◆ Dataset rows:

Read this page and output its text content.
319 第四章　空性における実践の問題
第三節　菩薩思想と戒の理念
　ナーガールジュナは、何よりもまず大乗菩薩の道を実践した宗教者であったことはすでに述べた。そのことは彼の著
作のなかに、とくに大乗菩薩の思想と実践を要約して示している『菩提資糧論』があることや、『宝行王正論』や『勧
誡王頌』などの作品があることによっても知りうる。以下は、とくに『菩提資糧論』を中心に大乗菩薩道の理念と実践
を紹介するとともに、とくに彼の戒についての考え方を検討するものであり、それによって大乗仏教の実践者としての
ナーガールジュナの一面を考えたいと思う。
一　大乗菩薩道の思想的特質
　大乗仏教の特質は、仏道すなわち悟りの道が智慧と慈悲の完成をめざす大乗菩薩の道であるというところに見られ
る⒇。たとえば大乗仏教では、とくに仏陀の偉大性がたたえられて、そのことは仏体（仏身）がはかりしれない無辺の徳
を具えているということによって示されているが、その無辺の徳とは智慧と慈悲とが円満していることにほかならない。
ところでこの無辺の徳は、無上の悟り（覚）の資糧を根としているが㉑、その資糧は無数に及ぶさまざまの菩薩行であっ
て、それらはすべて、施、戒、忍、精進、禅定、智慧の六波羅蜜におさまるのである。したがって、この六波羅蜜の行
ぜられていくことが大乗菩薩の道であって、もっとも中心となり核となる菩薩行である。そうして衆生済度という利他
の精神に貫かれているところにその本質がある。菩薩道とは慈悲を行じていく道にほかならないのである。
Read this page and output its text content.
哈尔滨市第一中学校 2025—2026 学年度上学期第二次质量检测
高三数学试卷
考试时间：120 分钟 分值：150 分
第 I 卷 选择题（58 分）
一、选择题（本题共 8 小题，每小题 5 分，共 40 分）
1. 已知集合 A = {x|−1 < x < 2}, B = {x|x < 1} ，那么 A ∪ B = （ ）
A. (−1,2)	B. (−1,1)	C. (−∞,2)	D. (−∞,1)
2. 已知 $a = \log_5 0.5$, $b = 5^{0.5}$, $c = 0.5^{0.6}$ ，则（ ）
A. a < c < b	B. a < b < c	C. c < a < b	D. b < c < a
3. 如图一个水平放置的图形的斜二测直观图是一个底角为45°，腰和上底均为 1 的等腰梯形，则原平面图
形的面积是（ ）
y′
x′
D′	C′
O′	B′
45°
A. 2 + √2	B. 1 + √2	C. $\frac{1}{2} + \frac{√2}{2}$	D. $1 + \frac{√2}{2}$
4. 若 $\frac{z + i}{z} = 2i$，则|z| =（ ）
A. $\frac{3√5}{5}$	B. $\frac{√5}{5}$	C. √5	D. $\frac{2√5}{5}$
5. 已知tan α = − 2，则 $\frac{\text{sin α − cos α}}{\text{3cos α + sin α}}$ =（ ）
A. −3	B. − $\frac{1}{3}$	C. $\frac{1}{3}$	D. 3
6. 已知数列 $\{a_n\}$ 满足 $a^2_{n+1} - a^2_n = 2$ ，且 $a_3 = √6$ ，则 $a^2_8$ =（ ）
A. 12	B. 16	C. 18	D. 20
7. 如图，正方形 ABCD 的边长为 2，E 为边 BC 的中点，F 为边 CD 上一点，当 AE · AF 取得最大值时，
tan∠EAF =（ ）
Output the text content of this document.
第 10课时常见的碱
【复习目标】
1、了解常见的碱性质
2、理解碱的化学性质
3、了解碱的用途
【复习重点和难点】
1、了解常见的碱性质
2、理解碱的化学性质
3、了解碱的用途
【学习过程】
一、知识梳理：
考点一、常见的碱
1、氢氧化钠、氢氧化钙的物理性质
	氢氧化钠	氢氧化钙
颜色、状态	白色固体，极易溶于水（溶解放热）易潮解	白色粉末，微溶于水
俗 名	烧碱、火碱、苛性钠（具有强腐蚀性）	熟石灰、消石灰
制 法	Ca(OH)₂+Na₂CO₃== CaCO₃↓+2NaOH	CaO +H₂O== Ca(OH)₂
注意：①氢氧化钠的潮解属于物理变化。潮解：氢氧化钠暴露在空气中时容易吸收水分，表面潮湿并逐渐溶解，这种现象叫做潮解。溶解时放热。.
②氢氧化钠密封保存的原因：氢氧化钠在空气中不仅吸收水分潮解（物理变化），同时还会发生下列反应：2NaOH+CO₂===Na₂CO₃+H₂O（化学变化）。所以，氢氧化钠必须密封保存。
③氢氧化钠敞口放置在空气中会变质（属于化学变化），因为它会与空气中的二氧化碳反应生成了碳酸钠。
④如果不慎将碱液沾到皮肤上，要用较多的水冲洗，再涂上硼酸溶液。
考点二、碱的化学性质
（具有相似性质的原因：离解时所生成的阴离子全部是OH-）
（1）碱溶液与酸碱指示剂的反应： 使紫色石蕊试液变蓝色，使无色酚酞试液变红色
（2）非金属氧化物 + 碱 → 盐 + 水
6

◆ Requirements:
Exactly and only the lines from the line containing "Output the text content of this document." through the last line of the entries should be copied, both ends included.

◆ Reply to the exercise:
Output the text content of this document.
第 10课时常见的碱
【复习目标】
1、了解常见的碱性质
2、理解碱的化学性质
3、了解碱的用途
【复习重点和难点】
1、了解常见的碱性质
2、理解碱的化学性质
3、了解碱的用途
【学习过程】
一、知识梳理：
考点一、常见的碱
1、氢氧化钠、氢氧化钙的物理性质
	氢氧化钠	氢氧化钙
颜色、状态	白色固体，极易溶于水（溶解放热）易潮解	白色粉末，微溶于水
俗 名	烧碱、火碱、苛性钠（具有强腐蚀性）	熟石灰、消石灰
制 法	Ca(OH)₂+Na₂CO₃== CaCO₃↓+2NaOH	CaO +H₂O== Ca(OH)₂
注意：①氢氧化钠的潮解属于物理变化。潮解：氢氧化钠暴露在空气中时容易吸收水分，表面潮湿并逐渐溶解，这种现象叫做潮解。溶解时放热。.
②氢氧化钠密封保存的原因：氢氧化钠在空气中不仅吸收水分潮解（物理变化），同时还会发生下列反应：2NaOH+CO₂===Na₂CO₃+H₂O（化学变化）。所以，氢氧化钠必须密封保存。
③氢氧化钠敞口放置在空气中会变质（属于化学变化），因为它会与空气中的二氧化碳反应生成了碳酸钠。
④如果不慎将碱液沾到皮肤上，要用较多的水冲洗，再涂上硼酸溶液。
考点二、碱的化学性质
（具有相似性质的原因：离解时所生成的阴离子全部是OH-）
（1）碱溶液与酸碱指示剂的反应： 使紫色石蕊试液变蓝色，使无色酚酞试液变红色
（2）非金属氧化物 + 碱 → 盐 + 水
6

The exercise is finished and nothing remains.